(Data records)
------------------------------

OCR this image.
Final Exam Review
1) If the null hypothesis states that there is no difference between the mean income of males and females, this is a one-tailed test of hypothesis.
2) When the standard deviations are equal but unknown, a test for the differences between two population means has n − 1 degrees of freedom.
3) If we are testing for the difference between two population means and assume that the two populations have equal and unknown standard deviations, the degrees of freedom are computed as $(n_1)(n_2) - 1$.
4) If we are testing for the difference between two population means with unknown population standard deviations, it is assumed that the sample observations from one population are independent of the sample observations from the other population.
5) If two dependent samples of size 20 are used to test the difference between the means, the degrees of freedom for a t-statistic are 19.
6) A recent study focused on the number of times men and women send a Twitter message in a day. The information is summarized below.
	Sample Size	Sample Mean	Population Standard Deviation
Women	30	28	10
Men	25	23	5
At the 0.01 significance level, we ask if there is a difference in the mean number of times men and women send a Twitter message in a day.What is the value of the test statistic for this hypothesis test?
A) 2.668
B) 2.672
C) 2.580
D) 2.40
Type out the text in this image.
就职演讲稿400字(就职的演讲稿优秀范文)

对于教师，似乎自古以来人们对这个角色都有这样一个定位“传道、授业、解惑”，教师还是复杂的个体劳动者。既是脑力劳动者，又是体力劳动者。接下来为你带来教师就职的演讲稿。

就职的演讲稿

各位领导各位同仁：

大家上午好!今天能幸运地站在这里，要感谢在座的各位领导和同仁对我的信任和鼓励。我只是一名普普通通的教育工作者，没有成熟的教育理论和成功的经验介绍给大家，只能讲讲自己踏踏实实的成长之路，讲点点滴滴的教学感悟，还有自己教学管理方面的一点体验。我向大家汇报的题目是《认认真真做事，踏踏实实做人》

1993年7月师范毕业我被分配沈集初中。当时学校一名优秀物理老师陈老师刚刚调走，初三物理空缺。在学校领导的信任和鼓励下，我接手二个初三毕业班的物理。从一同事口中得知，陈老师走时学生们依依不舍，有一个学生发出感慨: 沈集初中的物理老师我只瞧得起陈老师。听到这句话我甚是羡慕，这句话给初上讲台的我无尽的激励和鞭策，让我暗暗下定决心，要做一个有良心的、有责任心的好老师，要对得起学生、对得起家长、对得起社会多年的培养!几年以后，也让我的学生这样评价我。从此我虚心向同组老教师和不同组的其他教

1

------------------------------

Return all the data exactly as given.

OCR this image.
Final Exam Review
1) If the null hypothesis states that there is no difference between the mean income of males and females, this is a one-tailed test of hypothesis.
2) When the standard deviations are equal but unknown, a test for the differences between two population means has n − 1 degrees of freedom.
3) If we are testing for the difference between two population means and assume that the two populations have equal and unknown standard deviations, the degrees of freedom are computed as $(n_1)(n_2) - 1$.
4) If we are testing for the difference between two population means with unknown population standard deviations, it is assumed that the sample observations from one population are independent of the sample observations from the other population.
5) If two dependent samples of size 20 are used to test the difference between the means, the degrees of freedom for a t-statistic are 19.
6) A recent study focused on the number of times men and women send a Twitter message in a day. The information is summarized below.
	Sample Size	Sample Mean	Population Standard Deviation
Women	30	28	10
Men	25	23	5
At the 0.01 significance level, we ask if there is a difference in the mean number of times men and women send a Twitter message in a day.What is the value of the test statistic for this hypothesis test?
A) 2.668
B) 2.672
C) 2.580
D) 2.40
Type out the text in this image.
就职演讲稿400字(就职的演讲稿优秀范文)

对于教师，似乎自古以来人们对这个角色都有这样一个定位“传道、授业、解惑”，教师还是复杂的个体劳动者。既是脑力劳动者，又是体力劳动者。接下来为你带来教师就职的演讲稿。

就职的演讲稿

各位领导各位同仁：

大家上午好!今天能幸运地站在这里，要感谢在座的各位领导和同仁对我的信任和鼓励。我只是一名普普通通的教育工作者，没有成熟的教育理论和成功的经验介绍给大家，只能讲讲自己踏踏实实的成长之路，讲点点滴滴的教学感悟，还有自己教学管理方面的一点体验。我向大家汇报的题目是《认认真真做事，踏踏实实做人》

1993年7月师范毕业我被分配沈集初中。当时学校一名优秀物理老师陈老师刚刚调走，初三物理空缺。在学校领导的信任和鼓励下，我接手二个初三毕业班的物理。从一同事口中得知，陈老师走时学生们依依不舍，有一个学生发出感慨: 沈集初中的物理老师我只瞧得起陈老师。听到这句话我甚是羡慕，这句话给初上讲台的我无尽的激励和鞭策，让我暗暗下定决心，要做一个有良心的、有责任心的好老师，要对得起学生、对得起家长、对得起社会多年的培养!几年以后，也让我的学生这样评价我。从此我虚心向同组老教师和不同组的其他教

1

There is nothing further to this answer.